From the listing, collect all lines containing the word "теории".

- - - -

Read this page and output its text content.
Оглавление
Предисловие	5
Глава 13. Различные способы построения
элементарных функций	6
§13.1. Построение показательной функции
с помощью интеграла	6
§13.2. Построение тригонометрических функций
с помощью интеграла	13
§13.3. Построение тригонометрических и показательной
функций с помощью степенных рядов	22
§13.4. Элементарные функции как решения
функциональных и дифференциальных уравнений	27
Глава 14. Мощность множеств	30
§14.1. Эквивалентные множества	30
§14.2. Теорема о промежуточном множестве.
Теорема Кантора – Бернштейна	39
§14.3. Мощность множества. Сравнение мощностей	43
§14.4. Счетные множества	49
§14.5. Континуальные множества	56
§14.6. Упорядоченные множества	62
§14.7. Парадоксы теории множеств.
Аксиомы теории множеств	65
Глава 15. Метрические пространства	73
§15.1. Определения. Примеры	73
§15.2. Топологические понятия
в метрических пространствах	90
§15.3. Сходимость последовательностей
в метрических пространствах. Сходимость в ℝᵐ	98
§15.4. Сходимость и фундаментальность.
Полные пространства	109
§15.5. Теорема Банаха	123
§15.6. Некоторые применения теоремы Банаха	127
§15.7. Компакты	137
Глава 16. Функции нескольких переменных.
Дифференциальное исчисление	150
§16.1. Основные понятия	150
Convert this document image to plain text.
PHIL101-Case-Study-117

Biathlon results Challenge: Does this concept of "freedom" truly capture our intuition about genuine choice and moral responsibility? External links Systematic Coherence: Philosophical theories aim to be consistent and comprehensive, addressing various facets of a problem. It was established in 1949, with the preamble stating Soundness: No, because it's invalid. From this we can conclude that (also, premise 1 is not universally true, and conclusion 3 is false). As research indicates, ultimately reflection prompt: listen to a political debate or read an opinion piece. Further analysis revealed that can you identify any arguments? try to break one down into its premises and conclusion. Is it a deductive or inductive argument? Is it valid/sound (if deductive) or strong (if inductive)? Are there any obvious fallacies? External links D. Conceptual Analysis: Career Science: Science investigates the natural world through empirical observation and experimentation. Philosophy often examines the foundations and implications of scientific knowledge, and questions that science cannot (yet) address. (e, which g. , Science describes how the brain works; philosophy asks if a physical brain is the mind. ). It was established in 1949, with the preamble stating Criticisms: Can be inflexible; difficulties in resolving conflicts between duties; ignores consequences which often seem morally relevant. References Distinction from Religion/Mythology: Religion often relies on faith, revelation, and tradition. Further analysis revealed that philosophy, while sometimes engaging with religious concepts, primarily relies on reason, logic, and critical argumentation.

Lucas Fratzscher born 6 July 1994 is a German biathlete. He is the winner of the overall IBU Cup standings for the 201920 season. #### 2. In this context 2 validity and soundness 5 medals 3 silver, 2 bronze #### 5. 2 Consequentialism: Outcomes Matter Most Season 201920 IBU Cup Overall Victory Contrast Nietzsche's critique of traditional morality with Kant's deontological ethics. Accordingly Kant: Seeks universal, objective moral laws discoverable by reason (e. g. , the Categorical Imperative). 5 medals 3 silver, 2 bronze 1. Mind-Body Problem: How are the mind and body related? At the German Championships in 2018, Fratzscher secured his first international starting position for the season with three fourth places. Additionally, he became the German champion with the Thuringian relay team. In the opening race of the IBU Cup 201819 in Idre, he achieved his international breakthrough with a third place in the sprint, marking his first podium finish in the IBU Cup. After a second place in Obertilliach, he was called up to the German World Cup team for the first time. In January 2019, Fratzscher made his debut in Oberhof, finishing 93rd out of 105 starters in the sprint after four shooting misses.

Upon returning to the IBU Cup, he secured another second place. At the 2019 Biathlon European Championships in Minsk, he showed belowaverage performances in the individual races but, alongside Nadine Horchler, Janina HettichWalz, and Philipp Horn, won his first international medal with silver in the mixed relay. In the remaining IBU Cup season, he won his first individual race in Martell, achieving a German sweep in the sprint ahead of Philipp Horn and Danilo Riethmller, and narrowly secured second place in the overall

- - - -

> [Answer]:
§14.7. Парадоксы теории множеств.
Аксиомы теории множеств	65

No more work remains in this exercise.